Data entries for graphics
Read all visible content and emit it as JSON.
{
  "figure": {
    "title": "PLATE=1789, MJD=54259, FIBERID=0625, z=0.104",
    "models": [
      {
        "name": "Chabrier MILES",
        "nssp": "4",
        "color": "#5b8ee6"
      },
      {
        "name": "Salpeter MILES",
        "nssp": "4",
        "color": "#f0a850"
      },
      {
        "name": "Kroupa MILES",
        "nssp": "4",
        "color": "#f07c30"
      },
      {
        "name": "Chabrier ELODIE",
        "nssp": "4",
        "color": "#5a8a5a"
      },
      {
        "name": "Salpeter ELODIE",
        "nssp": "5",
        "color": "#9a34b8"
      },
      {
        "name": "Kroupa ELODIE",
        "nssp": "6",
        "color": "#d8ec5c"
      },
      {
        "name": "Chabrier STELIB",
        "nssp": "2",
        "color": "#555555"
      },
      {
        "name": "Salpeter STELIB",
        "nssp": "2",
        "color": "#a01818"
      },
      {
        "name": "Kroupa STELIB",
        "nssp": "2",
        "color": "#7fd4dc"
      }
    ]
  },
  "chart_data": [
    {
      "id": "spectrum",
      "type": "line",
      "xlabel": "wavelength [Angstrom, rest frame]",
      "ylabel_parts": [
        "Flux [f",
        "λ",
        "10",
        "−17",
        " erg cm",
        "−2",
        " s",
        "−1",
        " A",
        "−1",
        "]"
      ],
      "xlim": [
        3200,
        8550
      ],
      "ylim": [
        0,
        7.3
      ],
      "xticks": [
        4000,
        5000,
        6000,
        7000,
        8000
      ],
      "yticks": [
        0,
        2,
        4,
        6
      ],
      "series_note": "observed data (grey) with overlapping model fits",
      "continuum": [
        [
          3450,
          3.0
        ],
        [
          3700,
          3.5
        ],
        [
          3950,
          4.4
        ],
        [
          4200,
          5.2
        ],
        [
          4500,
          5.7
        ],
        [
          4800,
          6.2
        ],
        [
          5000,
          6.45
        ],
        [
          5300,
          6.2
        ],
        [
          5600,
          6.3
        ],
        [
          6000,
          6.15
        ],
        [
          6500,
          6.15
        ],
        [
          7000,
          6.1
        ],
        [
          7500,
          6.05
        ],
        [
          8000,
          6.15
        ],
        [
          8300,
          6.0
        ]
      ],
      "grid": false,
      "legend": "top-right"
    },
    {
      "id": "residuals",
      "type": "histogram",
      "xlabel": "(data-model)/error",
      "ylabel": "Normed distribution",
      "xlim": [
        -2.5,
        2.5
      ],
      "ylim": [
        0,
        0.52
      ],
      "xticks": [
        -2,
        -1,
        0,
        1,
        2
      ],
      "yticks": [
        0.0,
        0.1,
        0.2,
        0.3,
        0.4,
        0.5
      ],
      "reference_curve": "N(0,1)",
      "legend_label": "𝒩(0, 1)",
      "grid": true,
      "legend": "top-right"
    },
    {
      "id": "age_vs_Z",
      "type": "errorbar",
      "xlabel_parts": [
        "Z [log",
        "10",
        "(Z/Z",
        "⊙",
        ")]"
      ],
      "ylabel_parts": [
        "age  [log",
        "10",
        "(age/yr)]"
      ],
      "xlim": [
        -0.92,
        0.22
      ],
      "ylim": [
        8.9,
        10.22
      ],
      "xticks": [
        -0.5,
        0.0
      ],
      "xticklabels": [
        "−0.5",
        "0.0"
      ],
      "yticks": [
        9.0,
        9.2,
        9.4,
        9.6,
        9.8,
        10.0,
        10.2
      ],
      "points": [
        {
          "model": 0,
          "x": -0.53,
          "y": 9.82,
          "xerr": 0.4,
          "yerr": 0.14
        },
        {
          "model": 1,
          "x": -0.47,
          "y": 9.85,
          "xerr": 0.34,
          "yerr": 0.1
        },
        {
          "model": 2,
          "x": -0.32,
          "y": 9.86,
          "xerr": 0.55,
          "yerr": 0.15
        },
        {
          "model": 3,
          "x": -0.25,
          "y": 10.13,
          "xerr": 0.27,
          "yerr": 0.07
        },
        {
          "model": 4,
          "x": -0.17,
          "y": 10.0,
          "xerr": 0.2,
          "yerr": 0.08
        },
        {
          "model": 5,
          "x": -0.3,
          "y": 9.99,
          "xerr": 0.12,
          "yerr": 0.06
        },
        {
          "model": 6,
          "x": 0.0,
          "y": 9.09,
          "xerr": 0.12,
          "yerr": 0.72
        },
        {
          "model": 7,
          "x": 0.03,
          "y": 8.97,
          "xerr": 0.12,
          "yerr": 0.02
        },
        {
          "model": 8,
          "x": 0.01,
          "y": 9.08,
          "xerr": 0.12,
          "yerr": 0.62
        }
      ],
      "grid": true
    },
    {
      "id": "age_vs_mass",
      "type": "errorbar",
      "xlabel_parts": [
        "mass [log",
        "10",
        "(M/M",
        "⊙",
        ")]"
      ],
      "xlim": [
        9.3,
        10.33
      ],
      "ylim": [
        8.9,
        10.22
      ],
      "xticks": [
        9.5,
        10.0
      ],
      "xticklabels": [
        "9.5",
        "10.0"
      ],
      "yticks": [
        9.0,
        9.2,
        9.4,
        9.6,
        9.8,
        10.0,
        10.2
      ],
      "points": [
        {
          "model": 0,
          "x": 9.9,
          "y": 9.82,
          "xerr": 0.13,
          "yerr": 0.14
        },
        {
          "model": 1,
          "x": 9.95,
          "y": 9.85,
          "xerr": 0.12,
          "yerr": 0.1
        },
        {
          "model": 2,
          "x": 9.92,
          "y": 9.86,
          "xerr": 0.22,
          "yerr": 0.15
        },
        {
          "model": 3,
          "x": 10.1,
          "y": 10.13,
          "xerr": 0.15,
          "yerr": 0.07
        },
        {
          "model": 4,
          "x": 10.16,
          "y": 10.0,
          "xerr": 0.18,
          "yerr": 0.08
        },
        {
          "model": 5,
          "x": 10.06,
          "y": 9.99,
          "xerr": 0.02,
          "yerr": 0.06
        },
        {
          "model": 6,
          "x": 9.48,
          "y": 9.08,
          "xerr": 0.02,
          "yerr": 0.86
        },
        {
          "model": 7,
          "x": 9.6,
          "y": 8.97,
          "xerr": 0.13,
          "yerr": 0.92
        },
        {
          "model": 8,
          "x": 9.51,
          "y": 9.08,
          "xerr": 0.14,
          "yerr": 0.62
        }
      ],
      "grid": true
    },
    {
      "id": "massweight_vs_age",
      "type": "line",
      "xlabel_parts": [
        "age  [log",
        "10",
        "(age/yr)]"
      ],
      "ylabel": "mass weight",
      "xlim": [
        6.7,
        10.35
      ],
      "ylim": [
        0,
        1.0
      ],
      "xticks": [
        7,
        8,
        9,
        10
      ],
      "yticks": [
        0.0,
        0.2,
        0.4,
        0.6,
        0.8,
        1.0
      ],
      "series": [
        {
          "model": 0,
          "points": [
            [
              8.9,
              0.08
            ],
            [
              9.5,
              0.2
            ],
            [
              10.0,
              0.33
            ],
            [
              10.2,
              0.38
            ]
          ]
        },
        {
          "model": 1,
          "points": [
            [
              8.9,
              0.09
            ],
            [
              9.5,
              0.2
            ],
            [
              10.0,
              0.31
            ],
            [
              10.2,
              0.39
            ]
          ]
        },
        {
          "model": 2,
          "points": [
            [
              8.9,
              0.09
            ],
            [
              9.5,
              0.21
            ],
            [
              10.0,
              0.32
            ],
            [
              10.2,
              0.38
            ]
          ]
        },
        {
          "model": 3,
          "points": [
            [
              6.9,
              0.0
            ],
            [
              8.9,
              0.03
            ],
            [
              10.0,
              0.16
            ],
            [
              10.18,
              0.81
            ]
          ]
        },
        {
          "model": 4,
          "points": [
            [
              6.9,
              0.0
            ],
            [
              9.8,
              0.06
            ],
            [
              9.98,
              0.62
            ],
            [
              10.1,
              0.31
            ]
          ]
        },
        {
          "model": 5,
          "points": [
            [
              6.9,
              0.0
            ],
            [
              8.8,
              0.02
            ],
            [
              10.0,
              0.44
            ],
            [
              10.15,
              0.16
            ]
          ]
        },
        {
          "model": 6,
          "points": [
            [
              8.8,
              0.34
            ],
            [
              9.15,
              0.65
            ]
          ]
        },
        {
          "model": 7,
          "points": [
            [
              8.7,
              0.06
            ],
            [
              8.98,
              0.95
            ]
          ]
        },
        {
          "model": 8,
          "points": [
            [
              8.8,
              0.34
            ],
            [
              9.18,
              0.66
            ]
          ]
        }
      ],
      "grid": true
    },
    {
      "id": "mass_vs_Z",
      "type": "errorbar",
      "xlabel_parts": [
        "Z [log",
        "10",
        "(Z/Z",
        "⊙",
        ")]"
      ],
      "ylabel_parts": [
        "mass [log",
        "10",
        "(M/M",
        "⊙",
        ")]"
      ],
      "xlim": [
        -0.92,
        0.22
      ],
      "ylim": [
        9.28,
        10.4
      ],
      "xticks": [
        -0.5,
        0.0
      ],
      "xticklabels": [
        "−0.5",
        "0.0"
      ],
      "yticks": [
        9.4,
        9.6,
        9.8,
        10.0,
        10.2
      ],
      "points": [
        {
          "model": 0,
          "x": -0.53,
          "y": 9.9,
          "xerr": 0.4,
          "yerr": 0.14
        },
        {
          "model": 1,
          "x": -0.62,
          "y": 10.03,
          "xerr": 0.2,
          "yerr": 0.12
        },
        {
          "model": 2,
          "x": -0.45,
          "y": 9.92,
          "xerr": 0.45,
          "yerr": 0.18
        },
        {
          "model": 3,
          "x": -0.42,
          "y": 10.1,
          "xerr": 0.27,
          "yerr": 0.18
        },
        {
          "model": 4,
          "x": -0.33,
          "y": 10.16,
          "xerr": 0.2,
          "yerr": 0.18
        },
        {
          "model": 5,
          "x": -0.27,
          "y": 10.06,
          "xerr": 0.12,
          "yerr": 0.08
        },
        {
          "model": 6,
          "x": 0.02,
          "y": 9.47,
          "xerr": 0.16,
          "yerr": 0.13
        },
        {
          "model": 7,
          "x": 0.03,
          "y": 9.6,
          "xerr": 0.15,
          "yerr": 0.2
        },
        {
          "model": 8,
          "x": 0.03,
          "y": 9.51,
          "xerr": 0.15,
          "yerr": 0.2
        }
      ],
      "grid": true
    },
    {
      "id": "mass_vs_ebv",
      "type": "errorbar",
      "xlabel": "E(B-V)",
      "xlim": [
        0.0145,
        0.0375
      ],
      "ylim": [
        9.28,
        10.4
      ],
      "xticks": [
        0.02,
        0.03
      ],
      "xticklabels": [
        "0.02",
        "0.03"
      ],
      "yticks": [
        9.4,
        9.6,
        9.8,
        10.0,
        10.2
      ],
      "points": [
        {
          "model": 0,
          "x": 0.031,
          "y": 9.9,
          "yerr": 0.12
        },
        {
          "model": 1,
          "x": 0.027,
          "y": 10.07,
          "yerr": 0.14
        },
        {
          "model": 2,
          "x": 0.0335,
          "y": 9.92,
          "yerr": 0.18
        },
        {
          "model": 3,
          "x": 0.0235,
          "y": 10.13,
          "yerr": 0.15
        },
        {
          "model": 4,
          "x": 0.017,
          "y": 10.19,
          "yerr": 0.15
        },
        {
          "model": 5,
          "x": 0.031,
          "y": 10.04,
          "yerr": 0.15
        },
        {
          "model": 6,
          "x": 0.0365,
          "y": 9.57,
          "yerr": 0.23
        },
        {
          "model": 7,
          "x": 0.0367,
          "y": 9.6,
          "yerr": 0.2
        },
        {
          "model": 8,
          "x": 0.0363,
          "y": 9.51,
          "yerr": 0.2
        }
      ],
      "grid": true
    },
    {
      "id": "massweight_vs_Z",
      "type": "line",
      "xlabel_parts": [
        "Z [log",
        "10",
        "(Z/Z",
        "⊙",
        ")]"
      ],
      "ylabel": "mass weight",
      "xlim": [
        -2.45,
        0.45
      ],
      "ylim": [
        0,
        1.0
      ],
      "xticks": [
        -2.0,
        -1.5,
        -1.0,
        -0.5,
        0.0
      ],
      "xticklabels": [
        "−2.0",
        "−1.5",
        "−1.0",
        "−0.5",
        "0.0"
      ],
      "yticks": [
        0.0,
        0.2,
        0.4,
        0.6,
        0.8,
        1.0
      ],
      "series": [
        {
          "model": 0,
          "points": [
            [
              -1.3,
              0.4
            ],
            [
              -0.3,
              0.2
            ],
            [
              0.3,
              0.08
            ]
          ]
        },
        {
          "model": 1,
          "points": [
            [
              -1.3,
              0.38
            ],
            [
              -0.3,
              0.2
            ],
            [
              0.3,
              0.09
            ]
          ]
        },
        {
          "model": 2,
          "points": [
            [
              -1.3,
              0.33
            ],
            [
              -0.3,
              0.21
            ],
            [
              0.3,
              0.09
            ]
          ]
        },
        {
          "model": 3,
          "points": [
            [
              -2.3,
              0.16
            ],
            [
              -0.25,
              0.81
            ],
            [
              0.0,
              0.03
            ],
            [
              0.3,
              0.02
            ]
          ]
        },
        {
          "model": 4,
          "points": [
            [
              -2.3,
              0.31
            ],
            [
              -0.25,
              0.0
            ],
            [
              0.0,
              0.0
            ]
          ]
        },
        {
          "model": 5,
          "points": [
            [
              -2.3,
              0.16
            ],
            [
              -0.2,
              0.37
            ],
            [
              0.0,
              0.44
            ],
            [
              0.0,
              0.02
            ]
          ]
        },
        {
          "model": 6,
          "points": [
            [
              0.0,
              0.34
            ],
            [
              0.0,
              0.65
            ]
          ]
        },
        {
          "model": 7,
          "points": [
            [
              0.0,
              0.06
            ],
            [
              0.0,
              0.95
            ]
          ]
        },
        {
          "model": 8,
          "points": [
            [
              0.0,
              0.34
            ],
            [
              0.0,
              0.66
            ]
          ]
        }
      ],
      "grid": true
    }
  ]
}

(Prompt) Your task is to gather every line with the word "STELIB" and copy it.

(Expected answer)
        "name": "Chabrier STELIB",
        "name": "Salpeter STELIB",
        "name": "Kroupa STELIB",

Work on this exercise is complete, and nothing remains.